WHAT NEEDS TO BE DONE: Quote all entries exactly, leaving pictures aside.

---------- DATASET RECORDS

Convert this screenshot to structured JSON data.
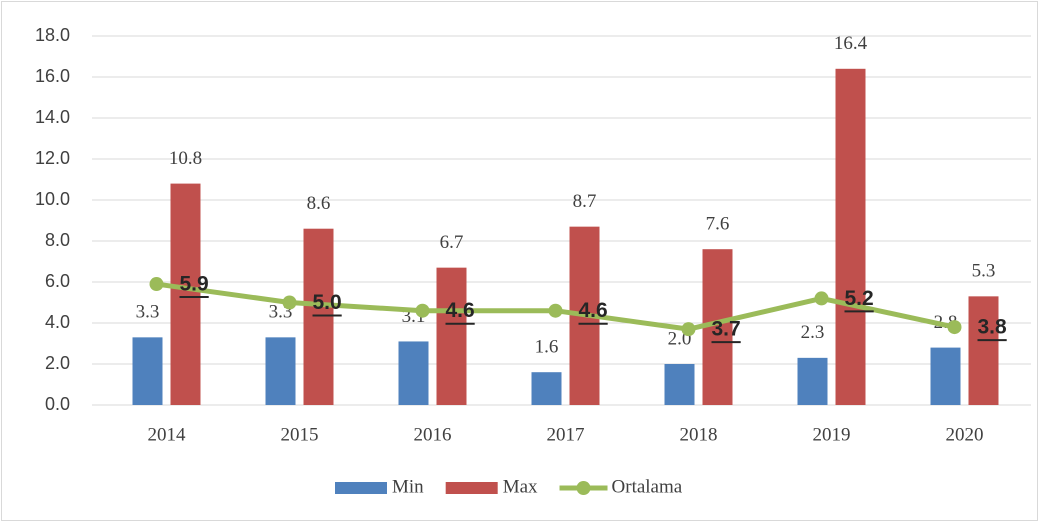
{
  "chart_data": {
    "type": "bar_line",
    "categories": [
      "2014",
      "2015",
      "2016",
      "2017",
      "2018",
      "2019",
      "2020"
    ],
    "series": [
      {
        "name": "Min",
        "color": "#4f81bd",
        "kind": "bar",
        "values": [
          3.3,
          3.3,
          3.1,
          1.6,
          2.0,
          2.3,
          2.8
        ],
        "value_labels": [
          "3.3",
          "3.3",
          "3.1",
          "1.6",
          "2.0",
          "2.3",
          "2.8"
        ]
      },
      {
        "name": "Max",
        "color": "#c0504d",
        "kind": "bar",
        "values": [
          10.8,
          8.6,
          6.7,
          8.7,
          7.6,
          16.4,
          5.3
        ],
        "value_labels": [
          "10.8",
          "8.6",
          "6.7",
          "8.7",
          "7.6",
          "16.4",
          "5.3"
        ]
      },
      {
        "name": "Ortalama",
        "color": "#9bbb59",
        "kind": "line",
        "values": [
          5.9,
          5.0,
          4.6,
          4.6,
          3.7,
          5.2,
          3.8
        ],
        "value_labels": [
          "5.9",
          "5.0",
          "4.6",
          "4.6",
          "3.7",
          "5.2",
          "3.8"
        ]
      }
    ],
    "ylim": [
      0,
      18
    ],
    "yticks": [
      {
        "value": 0,
        "label": "0.0"
      },
      {
        "value": 2,
        "label": "2.0"
      },
      {
        "value": 4,
        "label": "4.0"
      },
      {
        "value": 6,
        "label": "6.0"
      },
      {
        "value": 8,
        "label": "8.0"
      },
      {
        "value": 10,
        "label": "10.0"
      },
      {
        "value": 12,
        "label": "12.0"
      },
      {
        "value": 14,
        "label": "14.0"
      },
      {
        "value": 16,
        "label": "16.0"
      },
      {
        "value": 18,
        "label": "18.0"
      }
    ],
    "grid": true,
    "legend": "bottom"
  }
}
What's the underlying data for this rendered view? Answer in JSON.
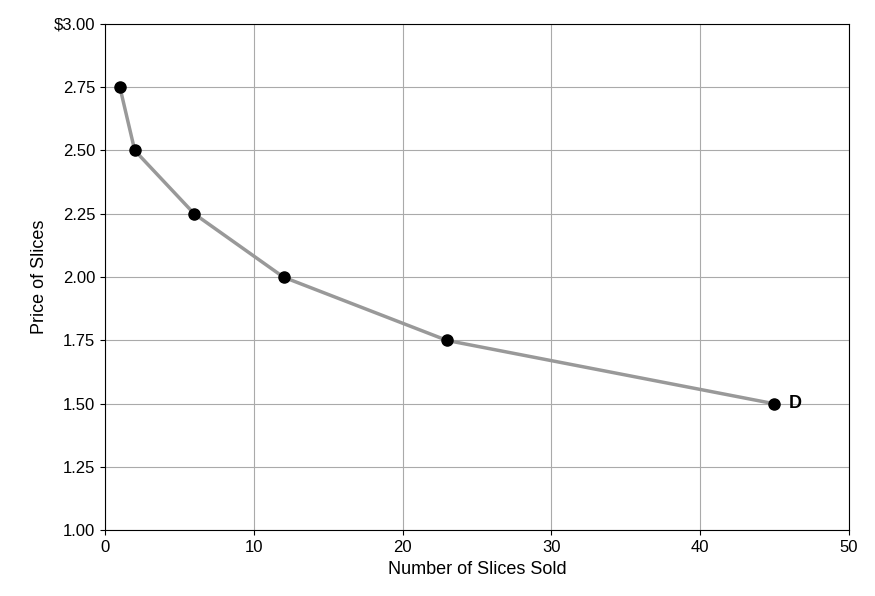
{
  "chart_data": {
    "type": "line",
    "x_label": "Number of Slices Sold",
    "y_label": "Price of Slices",
    "x": [
      1,
      2,
      6,
      12,
      23,
      45
    ],
    "series": [
      {
        "name": "D",
        "color": "#999999",
        "marker": "circle",
        "values": [
          2.75,
          2.5,
          2.25,
          2,
          1.75,
          1.5
        ]
      }
    ],
    "xlim": [
      0,
      50
    ],
    "xticks": [
      0,
      10,
      20,
      30,
      40,
      50
    ],
    "ylim": [
      1,
      3
    ],
    "yticks": [
      {
        "value": 1,
        "label": "1.00"
      },
      1.25,
      {
        "value": 1.5,
        "label": "1.50"
      },
      1.75,
      {
        "value": 2,
        "label": "2.00"
      },
      2.25,
      {
        "value": 2.5,
        "label": "2.50"
      },
      2.75,
      {
        "value": 3,
        "label": "$3.00"
      }
    ],
    "grid": true
  }
}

--------------------

RESULT OF THIS TASK:
Convert this screenshot to structured JSON data.
{
  "chart_data": {
    "type": "bar_line",
    "categories": [
      "2014",
      "2015",
      "2016",
      "2017",
      "2018",
      "2019",
      "2020"
    ],
    "series": [
      {
        "name": "Min",
        "color": "#4f81bd",
        "kind": "bar",
        "values": [
          3.3,
          3.3,
          3.1,
          1.6,
          2.0,
          2.3,
          2.8
        ],
        "value_labels": [
          "3.3",
          "3.3",
          "3.1",
          "1.6",
          "2.0",
          "2.3",
          "2.8"
        ]
      },
      {
        "name": "Max",
        "color": "#c0504d",
        "kind": "bar",
        "values": [
          10.8,
          8.6,
          6.7,
          8.7,
          7.6,
          16.4,
          5.3
        ],
        "value_labels": [
          "10.8",
          "8.6",
          "6.7",
          "8.7",
          "7.6",
          "16.4",
          "5.3"
        ]
      },
      {
        "name": "Ortalama",
        "color": "#9bbb59",
        "kind": "line",
        "values": [
          5.9,
          5.0,
          4.6,
          4.6,
          3.7,
          5.2,
          3.8
        ],
        "value_labels": [
          "5.9",
          "5.0",
          "4.6",
          "4.6",
          "3.7",
          "5.2",
          "3.8"
        ]
      }
    ],
    "ylim": [
      0,
      18
    ],
    "yticks": [
      {
        "value": 0,
        "label": "0.0"
      },
      {
        "value": 2,
        "label": "2.0"
      },
      {
        "value": 4,
        "label": "4.0"
      },
      {
        "value": 6,
        "label": "6.0"
      },
      {
        "value": 8,
        "label": "8.0"
      },
      {
        "value": 10,
        "label": "10.0"
      },
      {
        "value": 12,
        "label": "12.0"
      },
      {
        "value": 14,
        "label": "14.0"
      },
      {
        "value": 16,
        "label": "16.0"
      },
      {
        "value": 18,
        "label": "18.0"
      }
    ],
    "grid": true,
    "legend": "bottom"
  }
}
What's the underlying data for this rendered view? Answer in JSON.
{
  "chart_data": {
    "type": "line",
    "x_label": "Number of Slices Sold",
    "y_label": "Price of Slices",
    "x": [
      1,
      2,
      6,
      12,
      23,
      45
    ],
    "series": [
      {
        "name": "D",
        "color": "#999999",
        "marker": "circle",
        "values": [
          2.75,
          2.5,
          2.25,
          2,
          1.75,
          1.5
        ]
      }
    ],
    "xlim": [
      0,
      50
    ],
    "xticks": [
      0,
      10,
      20,
      30,
      40,
      50
    ],
    "ylim": [
      1,
      3
    ],
    "yticks": [
      {
        "value": 1,
        "label": "1.00"
      },
      1.25,
      {
        "value": 1.5,
        "label": "1.50"
      },
      1.75,
      {
        "value": 2,
        "label": "2.00"
      },
      2.25,
      {
        "value": 2.5,
        "label": "2.50"
      },
      2.75,
      {
        "value": 3,
        "label": "$3.00"
      }
    ],
    "grid": true
  }
}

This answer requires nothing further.